§ What the exercise asks
Repeat the records below exactly as they appear.

Data extracted from a collection
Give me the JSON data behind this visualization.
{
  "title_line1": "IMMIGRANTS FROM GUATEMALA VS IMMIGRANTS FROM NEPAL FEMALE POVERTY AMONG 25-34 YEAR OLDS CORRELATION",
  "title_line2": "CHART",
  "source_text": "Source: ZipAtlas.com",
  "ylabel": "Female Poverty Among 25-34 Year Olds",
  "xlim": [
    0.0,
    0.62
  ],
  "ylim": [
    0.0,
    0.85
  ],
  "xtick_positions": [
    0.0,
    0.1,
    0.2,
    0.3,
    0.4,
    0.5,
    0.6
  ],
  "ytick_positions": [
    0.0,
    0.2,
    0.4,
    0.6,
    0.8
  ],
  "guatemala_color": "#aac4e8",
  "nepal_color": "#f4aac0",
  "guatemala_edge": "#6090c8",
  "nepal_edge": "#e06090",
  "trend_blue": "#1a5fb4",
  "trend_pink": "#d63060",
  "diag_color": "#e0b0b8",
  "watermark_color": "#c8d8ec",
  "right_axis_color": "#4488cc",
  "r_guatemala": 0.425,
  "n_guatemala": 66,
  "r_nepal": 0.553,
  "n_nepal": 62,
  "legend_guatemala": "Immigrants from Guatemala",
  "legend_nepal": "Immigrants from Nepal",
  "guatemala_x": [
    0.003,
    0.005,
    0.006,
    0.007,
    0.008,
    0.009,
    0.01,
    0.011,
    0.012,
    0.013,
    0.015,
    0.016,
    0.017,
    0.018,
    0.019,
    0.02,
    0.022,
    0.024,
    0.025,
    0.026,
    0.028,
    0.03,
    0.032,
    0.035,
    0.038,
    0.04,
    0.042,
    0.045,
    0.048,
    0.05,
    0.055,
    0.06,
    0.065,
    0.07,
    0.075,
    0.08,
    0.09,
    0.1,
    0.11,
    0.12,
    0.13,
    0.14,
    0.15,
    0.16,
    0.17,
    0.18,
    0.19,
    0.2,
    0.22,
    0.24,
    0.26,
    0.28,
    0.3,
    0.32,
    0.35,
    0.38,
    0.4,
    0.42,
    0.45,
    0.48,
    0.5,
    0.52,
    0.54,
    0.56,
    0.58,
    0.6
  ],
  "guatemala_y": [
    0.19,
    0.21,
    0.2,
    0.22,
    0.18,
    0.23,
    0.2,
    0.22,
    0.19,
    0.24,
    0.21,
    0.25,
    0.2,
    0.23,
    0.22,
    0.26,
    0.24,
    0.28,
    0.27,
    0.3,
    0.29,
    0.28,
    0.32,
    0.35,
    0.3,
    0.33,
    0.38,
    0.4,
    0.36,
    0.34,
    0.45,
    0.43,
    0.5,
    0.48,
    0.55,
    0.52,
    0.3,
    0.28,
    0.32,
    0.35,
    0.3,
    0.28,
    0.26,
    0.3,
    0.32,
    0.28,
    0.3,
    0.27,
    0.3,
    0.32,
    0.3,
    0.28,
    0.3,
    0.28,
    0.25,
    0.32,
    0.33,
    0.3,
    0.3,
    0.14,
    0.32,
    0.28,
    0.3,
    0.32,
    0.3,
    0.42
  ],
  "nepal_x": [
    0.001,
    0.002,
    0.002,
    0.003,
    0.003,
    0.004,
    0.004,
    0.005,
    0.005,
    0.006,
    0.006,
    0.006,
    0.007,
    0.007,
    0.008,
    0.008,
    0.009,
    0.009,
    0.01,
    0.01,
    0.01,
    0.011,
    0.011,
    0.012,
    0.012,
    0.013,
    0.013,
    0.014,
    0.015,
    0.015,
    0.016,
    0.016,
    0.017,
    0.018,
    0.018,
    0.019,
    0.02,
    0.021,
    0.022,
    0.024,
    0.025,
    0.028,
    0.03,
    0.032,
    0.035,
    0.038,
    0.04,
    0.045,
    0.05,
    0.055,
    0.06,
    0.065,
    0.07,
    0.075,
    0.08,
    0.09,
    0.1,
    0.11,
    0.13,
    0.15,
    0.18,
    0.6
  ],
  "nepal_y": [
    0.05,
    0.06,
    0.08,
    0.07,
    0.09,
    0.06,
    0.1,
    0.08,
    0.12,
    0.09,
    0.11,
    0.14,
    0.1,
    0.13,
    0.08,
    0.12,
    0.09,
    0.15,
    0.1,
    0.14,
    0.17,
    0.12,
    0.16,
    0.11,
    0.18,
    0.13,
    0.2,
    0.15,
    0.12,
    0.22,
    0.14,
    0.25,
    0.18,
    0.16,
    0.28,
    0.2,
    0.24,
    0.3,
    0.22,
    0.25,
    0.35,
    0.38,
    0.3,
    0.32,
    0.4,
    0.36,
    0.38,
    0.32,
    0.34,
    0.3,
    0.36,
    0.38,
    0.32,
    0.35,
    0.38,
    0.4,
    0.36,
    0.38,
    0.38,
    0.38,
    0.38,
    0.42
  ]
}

§ In response
Give me the JSON data behind this visualization.
{
  "title_line1": "IMMIGRANTS FROM GUATEMALA VS IMMIGRANTS FROM NEPAL FEMALE POVERTY AMONG 25-34 YEAR OLDS CORRELATION",
  "title_line2": "CHART",
  "source_text": "Source: ZipAtlas.com",
  "ylabel": "Female Poverty Among 25-34 Year Olds",
  "xlim": [
    0.0,
    0.62
  ],
  "ylim": [
    0.0,
    0.85
  ],
  "xtick_positions": [
    0.0,
    0.1,
    0.2,
    0.3,
    0.4,
    0.5,
    0.6
  ],
  "ytick_positions": [
    0.0,
    0.2,
    0.4,
    0.6,
    0.8
  ],
  "guatemala_color": "#aac4e8",
  "nepal_color": "#f4aac0",
  "guatemala_edge": "#6090c8",
  "nepal_edge": "#e06090",
  "trend_blue": "#1a5fb4",
  "trend_pink": "#d63060",
  "diag_color": "#e0b0b8",
  "watermark_color": "#c8d8ec",
  "right_axis_color": "#4488cc",
  "r_guatemala": 0.425,
  "n_guatemala": 66,
  "r_nepal": 0.553,
  "n_nepal": 62,
  "legend_guatemala": "Immigrants from Guatemala",
  "legend_nepal": "Immigrants from Nepal",
  "guatemala_x": [
    0.003,
    0.005,
    0.006,
    0.007,
    0.008,
    0.009,
    0.01,
    0.011,
    0.012,
    0.013,
    0.015,
    0.016,
    0.017,
    0.018,
    0.019,
    0.02,
    0.022,
    0.024,
    0.025,
    0.026,
    0.028,
    0.03,
    0.032,
    0.035,
    0.038,
    0.04,
    0.042,
    0.045,
    0.048,
    0.05,
    0.055,
    0.06,
    0.065,
    0.07,
    0.075,
    0.08,
    0.09,
    0.1,
    0.11,
    0.12,
    0.13,
    0.14,
    0.15,
    0.16,
    0.17,
    0.18,
    0.19,
    0.2,
    0.22,
    0.24,
    0.26,
    0.28,
    0.3,
    0.32,
    0.35,
    0.38,
    0.4,
    0.42,
    0.45,
    0.48,
    0.5,
    0.52,
    0.54,
    0.56,
    0.58,
    0.6
  ],
  "guatemala_y": [
    0.19,
    0.21,
    0.2,
    0.22,
    0.18,
    0.23,
    0.2,
    0.22,
    0.19,
    0.24,
    0.21,
    0.25,
    0.2,
    0.23,
    0.22,
    0.26,
    0.24,
    0.28,
    0.27,
    0.3,
    0.29,
    0.28,
    0.32,
    0.35,
    0.3,
    0.33,
    0.38,
    0.4,
    0.36,
    0.34,
    0.45,
    0.43,
    0.5,
    0.48,
    0.55,
    0.52,
    0.3,
    0.28,
    0.32,
    0.35,
    0.3,
    0.28,
    0.26,
    0.3,
    0.32,
    0.28,
    0.3,
    0.27,
    0.3,
    0.32,
    0.3,
    0.28,
    0.3,
    0.28,
    0.25,
    0.32,
    0.33,
    0.3,
    0.3,
    0.14,
    0.32,
    0.28,
    0.3,
    0.32,
    0.3,
    0.42
  ],
  "nepal_x": [
    0.001,
    0.002,
    0.002,
    0.003,
    0.003,
    0.004,
    0.004,
    0.005,
    0.005,
    0.006,
    0.006,
    0.006,
    0.007,
    0.007,
    0.008,
    0.008,
    0.009,
    0.009,
    0.01,
    0.01,
    0.01,
    0.011,
    0.011,
    0.012,
    0.012,
    0.013,
    0.013,
    0.014,
    0.015,
    0.015,
    0.016,
    0.016,
    0.017,
    0.018,
    0.018,
    0.019,
    0.02,
    0.021,
    0.022,
    0.024,
    0.025,
    0.028,
    0.03,
    0.032,
    0.035,
    0.038,
    0.04,
    0.045,
    0.05,
    0.055,
    0.06,
    0.065,
    0.07,
    0.075,
    0.08,
    0.09,
    0.1,
    0.11,
    0.13,
    0.15,
    0.18,
    0.6
  ],
  "nepal_y": [
    0.05,
    0.06,
    0.08,
    0.07,
    0.09,
    0.06,
    0.1,
    0.08,
    0.12,
    0.09,
    0.11,
    0.14,
    0.1,
    0.13,
    0.08,
    0.12,
    0.09,
    0.15,
    0.1,
    0.14,
    0.17,
    0.12,
    0.16,
    0.11,
    0.18,
    0.13,
    0.2,
    0.15,
    0.12,
    0.22,
    0.14,
    0.25,
    0.18,
    0.16,
    0.28,
    0.2,
    0.24,
    0.3,
    0.22,
    0.25,
    0.35,
    0.38,
    0.3,
    0.32,
    0.4,
    0.36,
    0.38,
    0.32,
    0.34,
    0.3,
    0.36,
    0.38,
    0.32,
    0.35,
    0.38,
    0.4,
    0.36,
    0.38,
    0.38,
    0.38,
    0.38,
    0.42
  ]
}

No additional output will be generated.